## start Record excerpts

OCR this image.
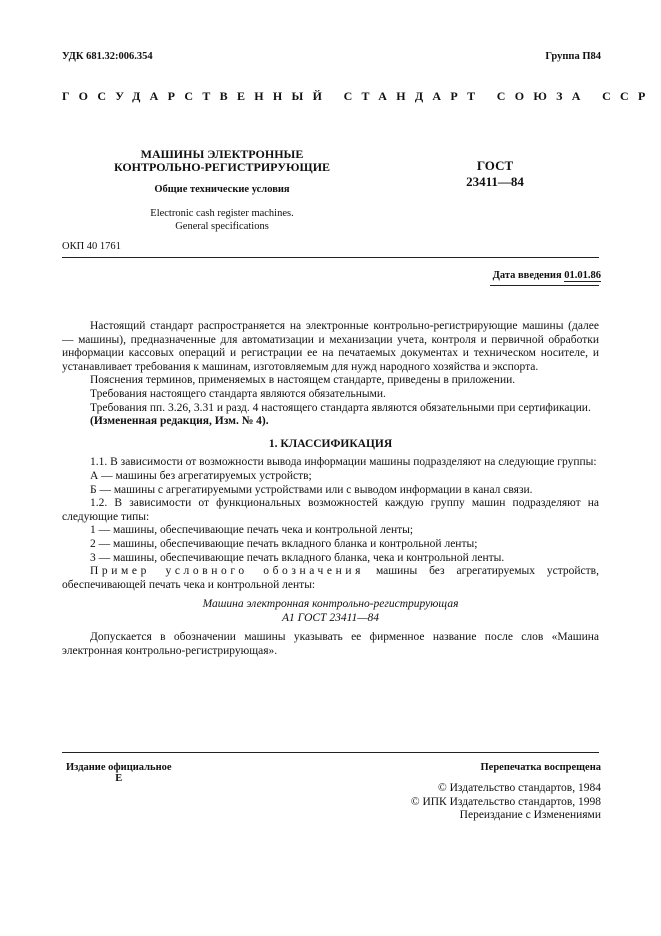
УДК 681.32:006.354	Группа П84
ГОСУДАРСТВЕННЫЙ СТАНДАРТ СОЮЗА ССР
МАШИНЫ ЭЛЕКТРОННЫЕ
КОНТРОЛЬНО-РЕГИСТРИРУЮЩИЕ
Общие технические условия
Electronic cash register machines.
General specifications
ГОСТ
23411—84
ОКП 40 1761
Дата введения 01.01.86

Настоящий стандарт распространяется на электронные контрольно-регистрирующие машины (далее — машины), предназначенные для автоматизации и механизации учета, контроля и первичной обработки информации кассовых операций и регистрации ее на печатаемых документах и техническом носителе, и устанавливает требования к машинам, изготовляемым для нужд народного хозяйства и экспорта.

Пояснения терминов, применяемых в настоящем стандарте, приведены в приложении.

Требования настоящего стандарта являются обязательными.

Требования пп. 3.26, 3.31 и разд. 4 настоящего стандарта являются обязательными при сертификации.

(Измененная редакция, Изм. № 4).

1. КЛАССИФИКАЦИЯ

1.1. В зависимости от возможности вывода информации машины подразделяют на следующие группы:

А — машины без агрегатируемых устройств;

Б — машины с агрегатируемыми устройствами или с выводом информации в канал связи.

1.2. В зависимости от функциональных возможностей каждую группу машин подразделяют на следующие типы:

1 — машины, обеспечивающие печать чека и контрольной ленты;

2 — машины, обеспечивающие печать вкладного бланка и контрольной ленты;

3 — машины, обеспечивающие печать вкладного бланка, чека и контрольной ленты.

Пример условного обозначения машины без агрегатируемых устройств, обеспечивающей печать чека и контрольной ленты:

Машина электронная контрольно-регистрирующая

А1 ГОСТ 23411—84

Допускается в обозначении машины указывать ее фирменное название после слов «Машина электронная контрольно-регистрирующая».

Издание официальное
Е
Перепечатка воспрещена
© Издательство стандартов, 1984
© ИПК Издательство стандартов, 1998
Переиздание с Изменениями
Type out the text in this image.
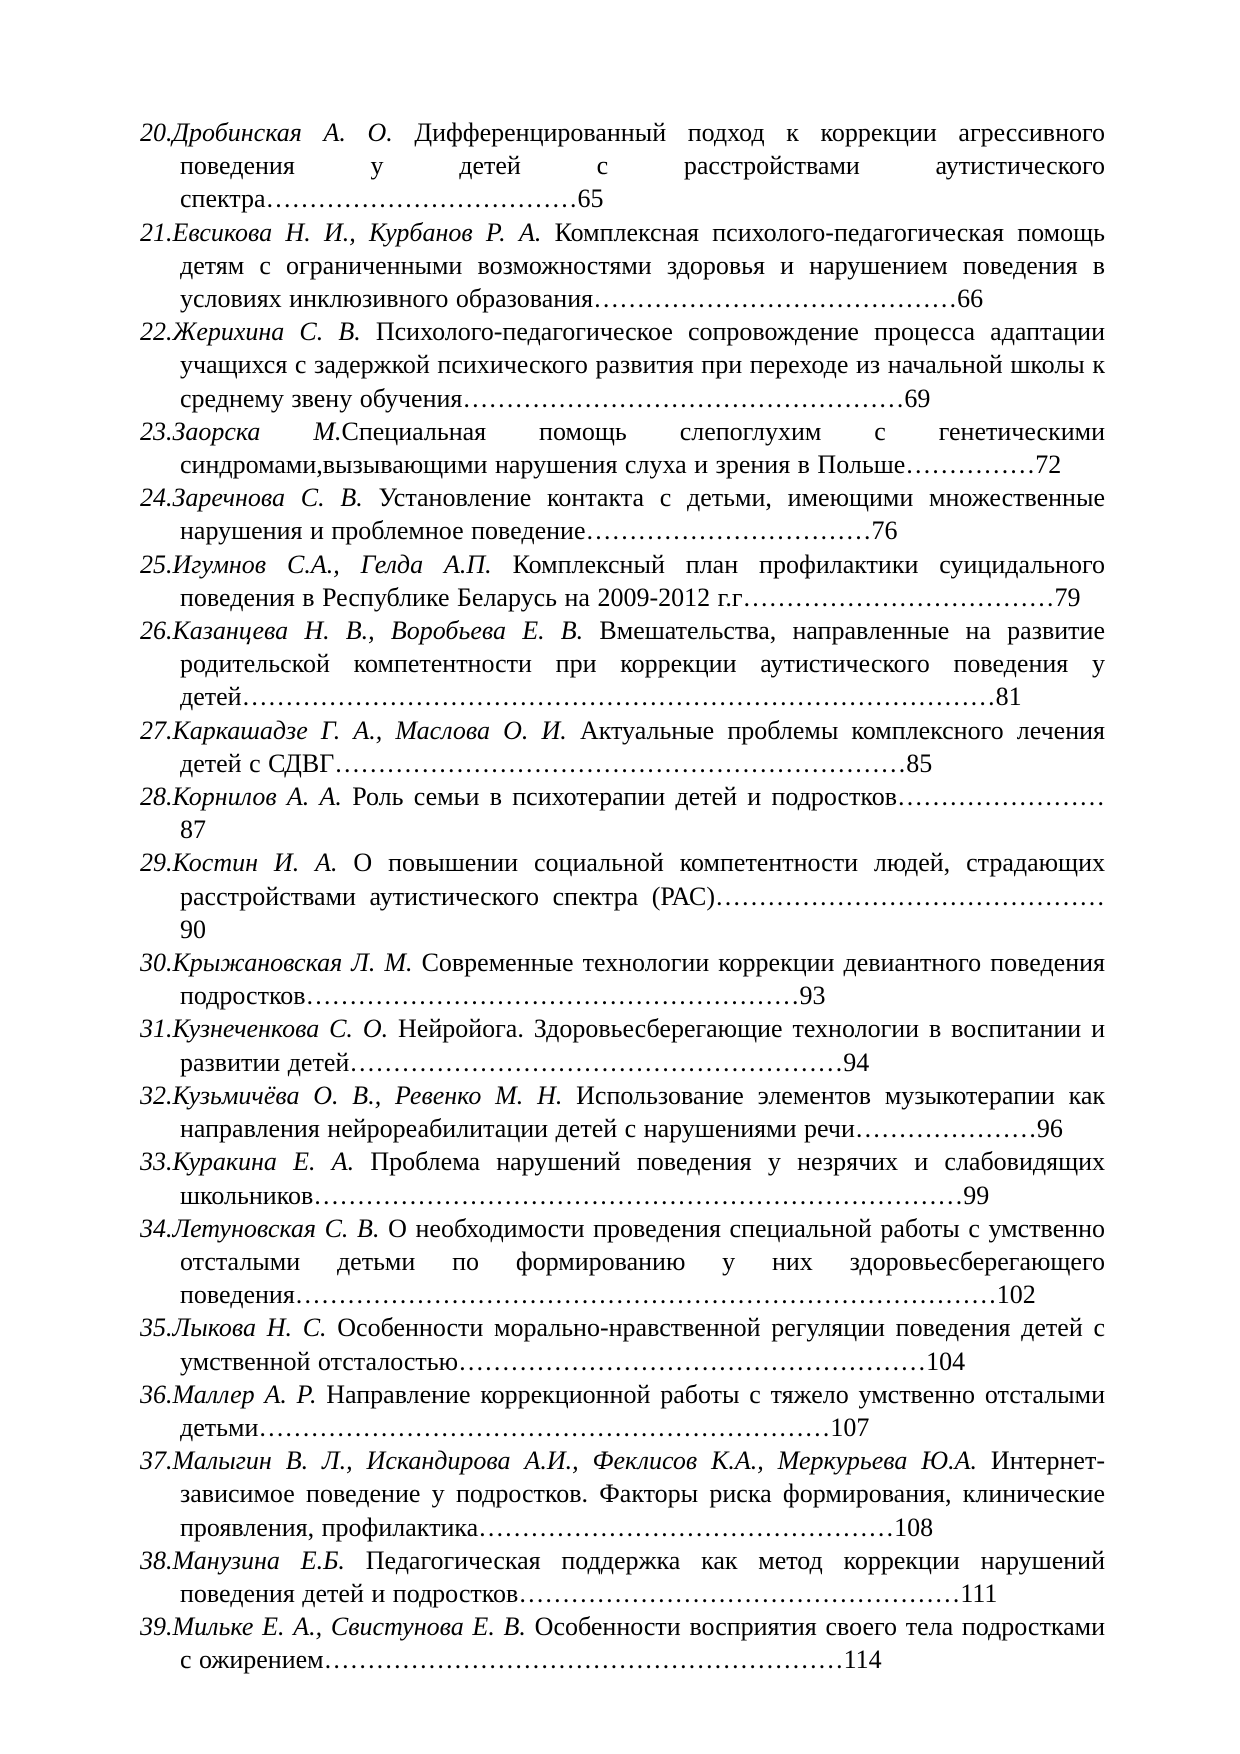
20.Дробинская А. О. Дифференцированный подход к коррекции агрессивного поведения у детей с расстройствами аутистического спектра………………………………65
21.Евсикова Н. И., Курбанов Р. А. Комплексная психолого-педагогическая помощь детям с ограниченными возможностями здоровья и нарушением поведения в условиях инклюзивного образования……………………………………66
22.Жерихина С. В. Психолого-педагогическое сопровождение процесса адаптации учащихся с задержкой психического развития при переходе из начальной школы к среднему звену обучения……………………………………………69
23.Заорска М.Специальная помощь слепоглухим с генетическими синдромами,вызывающими нарушения слуха и зрения в Польше……………72
24.Заречнова С. В. Установление контакта с детьми, имеющими множественные нарушения и проблемное поведение……………………………76
25.Игумнов С.А., Гелда А.П. Комплексный план профилактики суицидального поведения в Республике Беларусь на 2009-2012 г.г………………………………79
26.Казанцева Н. В., Воробьева Е. В. Вмешательства, направленные на развитие родительской компетентности при коррекции аутистического поведения у детей……………………………………………………………………………81
27.Каркашадзе Г. А., Маслова О. И. Актуальные проблемы комплексного лечения детей с СДВГ…………………………………………………………85
28.Корнилов А. А. Роль семьи в психотерапии детей и подростков……………………87
29.Костин И. А. О повышении социальной компетентности людей, страдающих расстройствами аутистического спектра (РАС)………………………………………90
30.Крыжановская Л. М. Современные технологии коррекции девиантного поведения подростков…………………………………………………93
31.Кузнеченкова С. О. Нейройога. Здоровьесберегающие технологии в воспитании и развитии детей…………………………………………………94
32.Кузьмичёва О. В., Ревенко М. Н. Использование элементов музыкотерапии как направления нейрореабилитации детей с нарушениями речи…………………96
33.Куракина Е. А. Проблема нарушений поведения у незрячих и слабовидящих школьников…………………………………………………………………99
34.Летуновская С. В. О необходимости проведения специальной работы с умственно отсталыми детьми по формированию у них здоровьесберегающего поведения………………………………………………………………………102
35.Лыкова Н. С. Особенности морально-нравственной регуляции поведения детей с умственной отсталостью………………………………………………104
36.Маллер А. Р. Направление коррекционной работы с тяжело умственно отсталыми детьми…………………………………………………………107
37.Малыгин В. Л., Искандирова А.И., Феклисов К.А., Меркурьева Ю.А. Интернет-зависимое поведение у подростков. Факторы риска формирования, клинические проявления, профилактика…………………………………………108
38.Манузина Е.Б. Педагогическая поддержка как метод коррекции нарушений поведения детей и подростков……………………………………………111
39.Мильке Е. А., Свистунова Е. В. Особенности восприятия своего тела подростками с ожирением……………………………………………………114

## end Record excerpts

Leave out the pictures and transcribe the entries above exactly.

OCR this image.
УДК 681.32:006.354	Группа П84
ГОСУДАРСТВЕННЫЙ СТАНДАРТ СОЮЗА ССР
МАШИНЫ ЭЛЕКТРОННЫЕ
КОНТРОЛЬНО-РЕГИСТРИРУЮЩИЕ
Общие технические условия
Electronic cash register machines.
General specifications
ГОСТ
23411—84
ОКП 40 1761
Дата введения 01.01.86

Настоящий стандарт распространяется на электронные контрольно-регистрирующие машины (далее — машины), предназначенные для автоматизации и механизации учета, контроля и первичной обработки информации кассовых операций и регистрации ее на печатаемых документах и техническом носителе, и устанавливает требования к машинам, изготовляемым для нужд народного хозяйства и экспорта.

Пояснения терминов, применяемых в настоящем стандарте, приведены в приложении.

Требования настоящего стандарта являются обязательными.

Требования пп. 3.26, 3.31 и разд. 4 настоящего стандарта являются обязательными при сертификации.

(Измененная редакция, Изм. № 4).

1. КЛАССИФИКАЦИЯ

1.1. В зависимости от возможности вывода информации машины подразделяют на следующие группы:

А — машины без агрегатируемых устройств;

Б — машины с агрегатируемыми устройствами или с выводом информации в канал связи.

1.2. В зависимости от функциональных возможностей каждую группу машин подразделяют на следующие типы:

1 — машины, обеспечивающие печать чека и контрольной ленты;

2 — машины, обеспечивающие печать вкладного бланка и контрольной ленты;

3 — машины, обеспечивающие печать вкладного бланка, чека и контрольной ленты.

Пример условного обозначения машины без агрегатируемых устройств, обеспечивающей печать чека и контрольной ленты:

Машина электронная контрольно-регистрирующая

А1 ГОСТ 23411—84

Допускается в обозначении машины указывать ее фирменное название после слов «Машина электронная контрольно-регистрирующая».

Издание официальное
Е
Перепечатка воспрещена
© Издательство стандартов, 1984
© ИПК Издательство стандартов, 1998
Переиздание с Изменениями
Type out the text in this image.
20.Дробинская А. О. Дифференцированный подход к коррекции агрессивного поведения у детей с расстройствами аутистического спектра………………………………65
21.Евсикова Н. И., Курбанов Р. А. Комплексная психолого-педагогическая помощь детям с ограниченными возможностями здоровья и нарушением поведения в условиях инклюзивного образования……………………………………66
22.Жерихина С. В. Психолого-педагогическое сопровождение процесса адаптации учащихся с задержкой психического развития при переходе из начальной школы к среднему звену обучения……………………………………………69
23.Заорска М.Специальная помощь слепоглухим с генетическими синдромами,вызывающими нарушения слуха и зрения в Польше……………72
24.Заречнова С. В. Установление контакта с детьми, имеющими множественные нарушения и проблемное поведение……………………………76
25.Игумнов С.А., Гелда А.П. Комплексный план профилактики суицидального поведения в Республике Беларусь на 2009-2012 г.г………………………………79
26.Казанцева Н. В., Воробьева Е. В. Вмешательства, направленные на развитие родительской компетентности при коррекции аутистического поведения у детей……………………………………………………………………………81
27.Каркашадзе Г. А., Маслова О. И. Актуальные проблемы комплексного лечения детей с СДВГ…………………………………………………………85
28.Корнилов А. А. Роль семьи в психотерапии детей и подростков……………………87
29.Костин И. А. О повышении социальной компетентности людей, страдающих расстройствами аутистического спектра (РАС)………………………………………90
30.Крыжановская Л. М. Современные технологии коррекции девиантного поведения подростков…………………………………………………93
31.Кузнеченкова С. О. Нейройога. Здоровьесберегающие технологии в воспитании и развитии детей…………………………………………………94
32.Кузьмичёва О. В., Ревенко М. Н. Использование элементов музыкотерапии как направления нейрореабилитации детей с нарушениями речи…………………96
33.Куракина Е. А. Проблема нарушений поведения у незрячих и слабовидящих школьников…………………………………………………………………99
34.Летуновская С. В. О необходимости проведения специальной работы с умственно отсталыми детьми по формированию у них здоровьесберегающего поведения………………………………………………………………………102
35.Лыкова Н. С. Особенности морально-нравственной регуляции поведения детей с умственной отсталостью………………………………………………104
36.Маллер А. Р. Направление коррекционной работы с тяжело умственно отсталыми детьми…………………………………………………………107
37.Малыгин В. Л., Искандирова А.И., Феклисов К.А., Меркурьева Ю.А. Интернет-зависимое поведение у подростков. Факторы риска формирования, клинические проявления, профилактика…………………………………………108
38.Манузина Е.Б. Педагогическая поддержка как метод коррекции нарушений поведения детей и подростков……………………………………………111
39.Мильке Е. А., Свистунова Е. В. Особенности восприятия своего тела подростками с ожирением……………………………………………………114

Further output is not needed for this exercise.